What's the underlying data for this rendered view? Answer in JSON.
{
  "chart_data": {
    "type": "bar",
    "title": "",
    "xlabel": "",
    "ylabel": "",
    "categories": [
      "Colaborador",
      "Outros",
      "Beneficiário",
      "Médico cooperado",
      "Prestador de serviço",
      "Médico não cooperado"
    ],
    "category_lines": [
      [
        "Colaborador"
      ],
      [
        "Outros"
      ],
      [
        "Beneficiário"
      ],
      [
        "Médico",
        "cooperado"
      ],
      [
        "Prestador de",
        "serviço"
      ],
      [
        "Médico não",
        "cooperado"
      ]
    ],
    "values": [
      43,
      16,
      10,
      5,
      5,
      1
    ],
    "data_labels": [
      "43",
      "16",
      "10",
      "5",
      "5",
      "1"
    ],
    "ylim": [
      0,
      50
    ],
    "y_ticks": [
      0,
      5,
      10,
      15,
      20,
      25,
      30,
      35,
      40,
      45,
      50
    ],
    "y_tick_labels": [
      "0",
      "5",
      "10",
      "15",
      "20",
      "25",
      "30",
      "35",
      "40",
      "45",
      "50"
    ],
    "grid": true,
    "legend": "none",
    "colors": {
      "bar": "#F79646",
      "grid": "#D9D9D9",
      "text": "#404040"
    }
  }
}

Requirement
From the data above, count the lines where "cooperado" occurs and give that figure and nothing else.

Final result
4